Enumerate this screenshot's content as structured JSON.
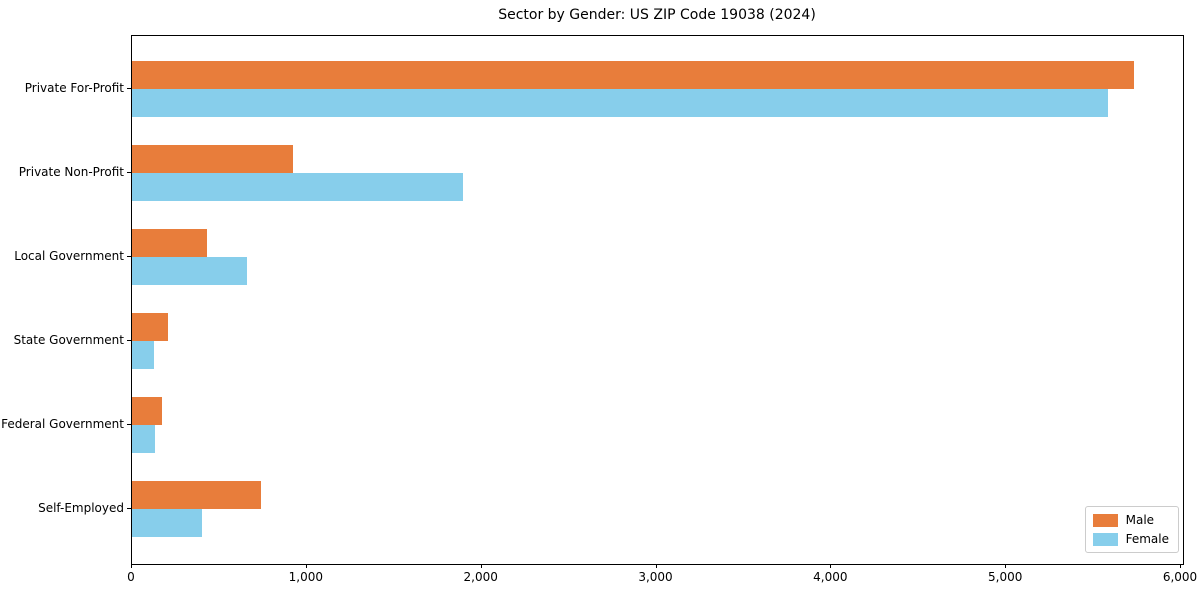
{
  "chart_data": {
    "type": "bar",
    "orientation": "horizontal",
    "title": "Sector by Gender: US ZIP Code 19038 (2024)",
    "categories": [
      "Private For-Profit",
      "Private Non-Profit",
      "Local Government",
      "State Government",
      "Federal Government",
      "Self-Employed"
    ],
    "series": [
      {
        "name": "Male",
        "color": "#e87d3b",
        "values": [
          5730,
          920,
          430,
          205,
          170,
          740
        ]
      },
      {
        "name": "Female",
        "color": "#87ceeb",
        "values": [
          5580,
          1895,
          660,
          125,
          130,
          400
        ]
      }
    ],
    "xlabel": "",
    "ylabel": "",
    "xlim": [
      0,
      6000
    ],
    "xticks": [
      "0",
      "1,000",
      "2,000",
      "3,000",
      "4,000",
      "5,000",
      "6,000"
    ],
    "grid": false,
    "legend_position": "lower right"
  }
}
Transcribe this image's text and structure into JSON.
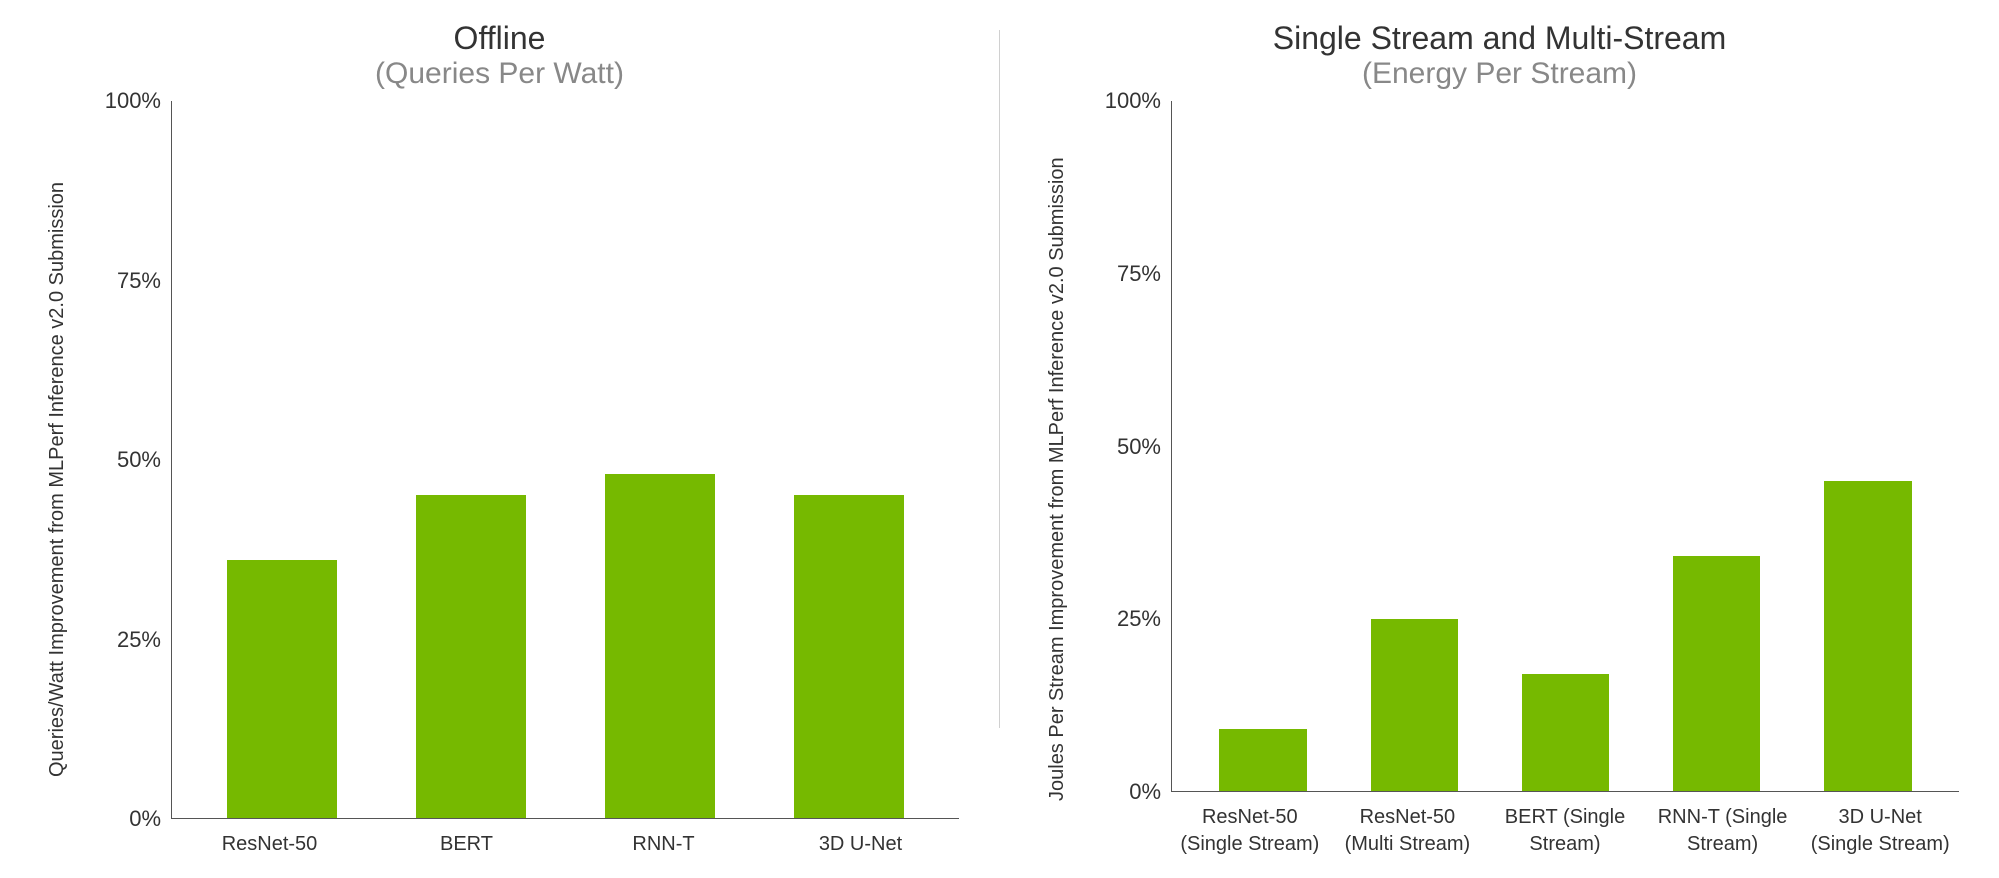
{
  "background_color": "#ffffff",
  "bar_color": "#76b900",
  "axis_line_color": "#555555",
  "divider_color": "#d0d0d0",
  "title_color": "#333333",
  "subtitle_color": "#888888",
  "text_color": "#333333",
  "title_fontsize": 32,
  "subtitle_fontsize": 30,
  "tick_fontsize": 22,
  "xtick_fontsize": 20,
  "ylabel_fontsize": 20,
  "left_chart": {
    "type": "bar",
    "title": "Offline",
    "subtitle": "(Queries Per Watt)",
    "ylabel": "Queries/Watt Improvement from MLPerf Inference v2.0 Submission",
    "ylim": [
      0,
      100
    ],
    "ytick_step": 25,
    "yticks": [
      "0%",
      "25%",
      "50%",
      "75%",
      "100%"
    ],
    "categories": [
      "ResNet-50",
      "BERT",
      "RNN-T",
      "3D U-Net"
    ],
    "values": [
      36,
      45,
      48,
      45
    ],
    "bar_width_pct": 58
  },
  "right_chart": {
    "type": "bar",
    "title": "Single Stream and Multi-Stream",
    "subtitle": "(Energy Per Stream)",
    "ylabel": "Joules  Per Stream Improvement from MLPerf Inference v2.0 Submission",
    "ylim": [
      0,
      100
    ],
    "ytick_step": 25,
    "yticks": [
      "0%",
      "25%",
      "50%",
      "75%",
      "100%"
    ],
    "categories": [
      "ResNet-50 (Single Stream)",
      "ResNet-50 (Multi Stream)",
      "BERT (Single Stream)",
      "RNN-T (Single Stream)",
      "3D U-Net (Single Stream)"
    ],
    "values": [
      9,
      25,
      17,
      34,
      45
    ],
    "bar_width_pct": 58
  }
}
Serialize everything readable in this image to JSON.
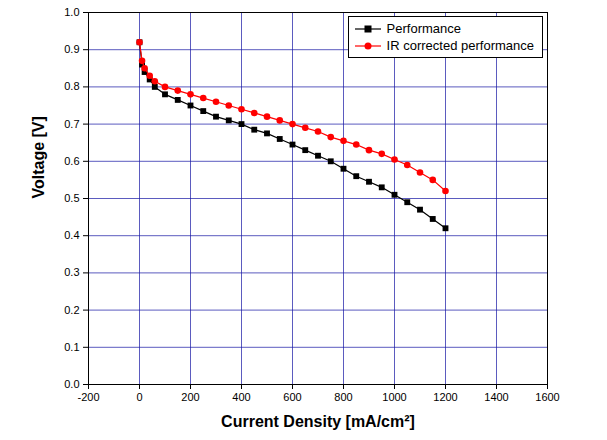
{
  "chart_data": {
    "type": "line",
    "x_label": "Current Density [mA/cm²]",
    "y_label": "Voltage [V]",
    "x": [
      0,
      10,
      20,
      40,
      60,
      100,
      150,
      200,
      250,
      300,
      350,
      400,
      450,
      500,
      550,
      600,
      650,
      700,
      750,
      800,
      850,
      900,
      950,
      1000,
      1050,
      1100,
      1150,
      1200
    ],
    "series": [
      {
        "name": "Performance",
        "color": "#000000",
        "marker": "square",
        "line_style": "solid",
        "values": [
          0.92,
          0.86,
          0.84,
          0.82,
          0.8,
          0.78,
          0.765,
          0.75,
          0.735,
          0.72,
          0.71,
          0.7,
          0.685,
          0.675,
          0.66,
          0.645,
          0.63,
          0.615,
          0.6,
          0.58,
          0.56,
          0.545,
          0.53,
          0.51,
          0.49,
          0.47,
          0.445,
          0.42
        ]
      },
      {
        "name": "IR corrected performance",
        "color": "#ff0000",
        "marker": "circle",
        "line_style": "solid",
        "values": [
          0.92,
          0.87,
          0.85,
          0.83,
          0.815,
          0.8,
          0.79,
          0.78,
          0.77,
          0.76,
          0.75,
          0.74,
          0.73,
          0.72,
          0.71,
          0.7,
          0.69,
          0.68,
          0.665,
          0.655,
          0.645,
          0.63,
          0.62,
          0.605,
          0.59,
          0.57,
          0.55,
          0.52
        ]
      }
    ],
    "xlim": [
      -200,
      1600
    ],
    "xticks": [
      -200,
      0,
      200,
      400,
      600,
      800,
      1000,
      1200,
      1400,
      1600
    ],
    "ylim": [
      0,
      1
    ],
    "yticks": [
      {
        "value": 0,
        "label": "0.0"
      },
      0.1,
      0.2,
      0.3,
      0.4,
      0.5,
      0.6,
      0.7,
      0.8,
      0.9,
      {
        "value": 1,
        "label": "1.0"
      }
    ],
    "grid": true,
    "legend": "upper right"
  }
}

# Required task
Go through the listing above and work out how many lines contain the string "Multi". Reply with the number alone.

# Answer to the task
2